■ SHORT PROBLEM:
Retype exactly the lines from the line with "Extract all readable text from this page." to the end of the data, keeping both boundary lines.
### SOURCE DATA ###
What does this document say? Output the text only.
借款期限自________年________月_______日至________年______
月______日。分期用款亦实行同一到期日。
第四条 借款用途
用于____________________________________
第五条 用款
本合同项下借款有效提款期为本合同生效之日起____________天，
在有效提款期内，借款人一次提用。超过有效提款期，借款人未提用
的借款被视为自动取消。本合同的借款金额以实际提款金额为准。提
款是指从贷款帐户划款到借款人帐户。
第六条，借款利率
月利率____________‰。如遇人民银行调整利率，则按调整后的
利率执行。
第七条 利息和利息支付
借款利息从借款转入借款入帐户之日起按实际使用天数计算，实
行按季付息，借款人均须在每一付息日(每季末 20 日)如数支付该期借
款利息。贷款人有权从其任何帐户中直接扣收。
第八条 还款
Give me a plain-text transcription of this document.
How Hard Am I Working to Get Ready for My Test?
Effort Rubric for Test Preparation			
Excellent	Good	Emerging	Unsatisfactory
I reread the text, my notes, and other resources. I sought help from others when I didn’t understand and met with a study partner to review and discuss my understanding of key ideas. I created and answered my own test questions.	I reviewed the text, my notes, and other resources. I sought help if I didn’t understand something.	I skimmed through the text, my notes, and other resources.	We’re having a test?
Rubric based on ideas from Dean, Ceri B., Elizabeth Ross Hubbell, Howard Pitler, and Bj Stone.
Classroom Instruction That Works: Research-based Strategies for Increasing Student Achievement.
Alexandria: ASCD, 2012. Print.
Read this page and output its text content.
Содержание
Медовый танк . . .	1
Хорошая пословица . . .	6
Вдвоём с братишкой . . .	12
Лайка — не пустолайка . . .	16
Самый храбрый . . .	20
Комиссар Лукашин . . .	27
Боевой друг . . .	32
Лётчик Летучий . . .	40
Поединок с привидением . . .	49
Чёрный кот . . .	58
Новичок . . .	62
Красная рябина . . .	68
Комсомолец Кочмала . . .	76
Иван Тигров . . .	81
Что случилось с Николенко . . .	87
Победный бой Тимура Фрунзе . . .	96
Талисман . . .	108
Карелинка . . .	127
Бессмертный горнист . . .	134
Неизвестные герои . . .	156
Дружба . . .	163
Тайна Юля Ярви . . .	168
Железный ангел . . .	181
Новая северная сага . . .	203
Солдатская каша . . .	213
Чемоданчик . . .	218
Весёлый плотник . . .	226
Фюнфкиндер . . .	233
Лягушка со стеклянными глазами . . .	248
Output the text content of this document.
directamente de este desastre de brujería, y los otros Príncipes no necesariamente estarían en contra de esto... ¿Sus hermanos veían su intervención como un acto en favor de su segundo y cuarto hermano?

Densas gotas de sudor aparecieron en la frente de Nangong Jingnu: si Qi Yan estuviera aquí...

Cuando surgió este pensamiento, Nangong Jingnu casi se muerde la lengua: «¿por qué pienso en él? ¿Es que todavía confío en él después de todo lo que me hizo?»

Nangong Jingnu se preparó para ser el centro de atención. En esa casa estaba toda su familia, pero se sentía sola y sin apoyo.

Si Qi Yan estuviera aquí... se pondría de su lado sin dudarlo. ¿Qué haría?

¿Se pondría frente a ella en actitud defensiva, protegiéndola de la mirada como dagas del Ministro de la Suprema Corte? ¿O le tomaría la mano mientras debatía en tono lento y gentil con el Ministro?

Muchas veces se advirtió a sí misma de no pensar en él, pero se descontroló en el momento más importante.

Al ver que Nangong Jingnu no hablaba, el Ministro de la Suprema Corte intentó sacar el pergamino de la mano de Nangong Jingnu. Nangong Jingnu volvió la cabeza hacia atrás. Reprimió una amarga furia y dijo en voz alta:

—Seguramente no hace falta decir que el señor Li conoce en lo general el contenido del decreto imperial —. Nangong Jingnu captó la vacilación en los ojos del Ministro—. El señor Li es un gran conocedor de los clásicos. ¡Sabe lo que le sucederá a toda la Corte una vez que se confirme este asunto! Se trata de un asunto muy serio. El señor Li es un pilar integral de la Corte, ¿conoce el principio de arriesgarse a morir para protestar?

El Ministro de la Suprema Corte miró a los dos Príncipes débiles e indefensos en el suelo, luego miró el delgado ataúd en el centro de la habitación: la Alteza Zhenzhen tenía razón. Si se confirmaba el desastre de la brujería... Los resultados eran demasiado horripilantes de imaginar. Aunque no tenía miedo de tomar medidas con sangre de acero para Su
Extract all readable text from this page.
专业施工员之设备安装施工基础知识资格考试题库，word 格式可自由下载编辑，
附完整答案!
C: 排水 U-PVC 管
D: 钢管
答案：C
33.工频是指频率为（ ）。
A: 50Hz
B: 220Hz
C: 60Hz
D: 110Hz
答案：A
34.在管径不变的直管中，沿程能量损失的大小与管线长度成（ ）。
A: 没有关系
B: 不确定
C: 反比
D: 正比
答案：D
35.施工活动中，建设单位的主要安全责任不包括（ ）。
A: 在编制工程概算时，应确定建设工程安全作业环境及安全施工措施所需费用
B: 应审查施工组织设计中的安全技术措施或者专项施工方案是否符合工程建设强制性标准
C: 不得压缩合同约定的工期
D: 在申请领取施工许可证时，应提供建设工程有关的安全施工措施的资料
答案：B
###
■ THE SOLUTION:
Extract all readable text from this page.
专业施工员之设备安装施工基础知识资格考试题库，word 格式可自由下载编辑，
附完整答案!
C: 排水 U-PVC 管
D: 钢管
答案：C
33.工频是指频率为（ ）。
A: 50Hz
B: 220Hz
C: 60Hz
D: 110Hz
答案：A
34.在管径不变的直管中，沿程能量损失的大小与管线长度成（ ）。
A: 没有关系
B: 不确定
C: 反比
D: 正比
答案：D
35.施工活动中，建设单位的主要安全责任不包括（ ）。
A: 在编制工程概算时，应确定建设工程安全作业环境及安全施工措施所需费用
B: 应审查施工组织设计中的安全技术措施或者专项施工方案是否符合工程建设强制性标准
C: 不得压缩合同约定的工期
D: 在申请领取施工许可证时，应提供建设工程有关的安全施工措施的资料
答案：B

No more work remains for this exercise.